##### TEXTE DE LECTURE #####
Eric Deschavanne : La formule dramatise sans doute à l’excès. Avoir 20 ans entre 1914 et 1918, c’était assurément appartenir à une génération perdue. La crise actuelle apparaîtra peut-être au regard de l’histoire comme catastrophique pour la nation, introduisant à une période de récession durable, mais il est encore un peu tôt pour le dire.

Cela dit, il est certain que ce n’est pas le moment idéal pour faire son entrée dans le monde du travail, d’autant que la jeunesse en France est affectée par un problème de « surchômage » plus important qu’ailleurs, qui se trouve bien entendu aggravé par la crise. Ce qu’il faut espérer, c’est qu’il n’y ait qu’une ou deux générations « perdues » en ce sens, et non pas, du fait d’un déclin qui serait irrémédiable, toutes les générations à venir. Une mise en perspective historique fait déjà apparaître qu’une « fracture générationnelle » s’est produite dans les années soixante-dix, avec la sortie des trente glorieuses et l’entrée dans l’ère du chômage de masse.

Donc pour vous cette génération perdue ne vient pas de la crise de 2007 ou 2008, elle est née dans les années 1970 ?

C’est de là qu’est née l’inquiétude au sujet des « générations perdues » et des phénomènes de déclassement. Il faut toutefois relativiser : depuis les années 1970, le niveau de vie a continué d’augmenter, plus faiblement, certes, et de manière plus chaotique ; l’espérance de vie n’a cessé de progresser, et la jeunesse a bénéficié d’une démocratisation historiquement inédite de l’accès à l’enseignement supérieur.

Il est probable, cependant, que nous ne retrouverons jamais l’expansion que nous avons connue durant les trente glorieuses. Nous sommes désormais confrontés, comme tous les pays occidentaux, aux défis de la mondialisation qui nous place en situation de concurrence avec les puissances émergentes telles que la Chine, l’Inde ou le Brésil. Ce contexte de compétition économique nous a fait entrer dans une période historique difficile, ou l’exigence d’adaptation est constante.
##### MATÉRIEL #####
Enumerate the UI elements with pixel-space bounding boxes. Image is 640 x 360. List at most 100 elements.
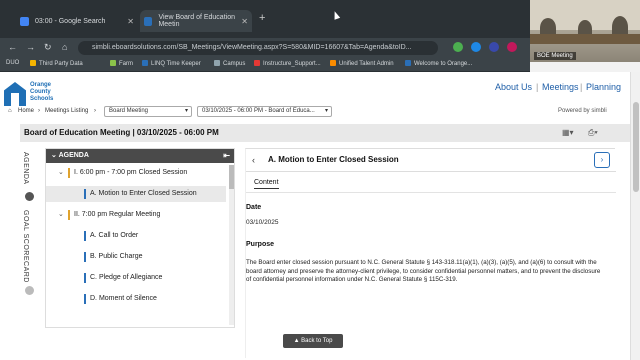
#####
• **TRAVAIL DEMANDÉ**:
Répondez à ces questions sur le texte de lecture :
(a) Entre quelles années avoir 20 ans revenait-il à appartenir à une génération perdue ?
(b) Au cours de quelle décennie une « fracture générationnelle » s'est-elle produite ?
(c) Quelles puissances émergentes sont citées comme concurrentes ?

• **VOTRE RÉPONSE**:
(a) Entre 1914 et 1918.
(b) Dans les années soixante-dix.
(c) La Chine, l'Inde et le Brésil.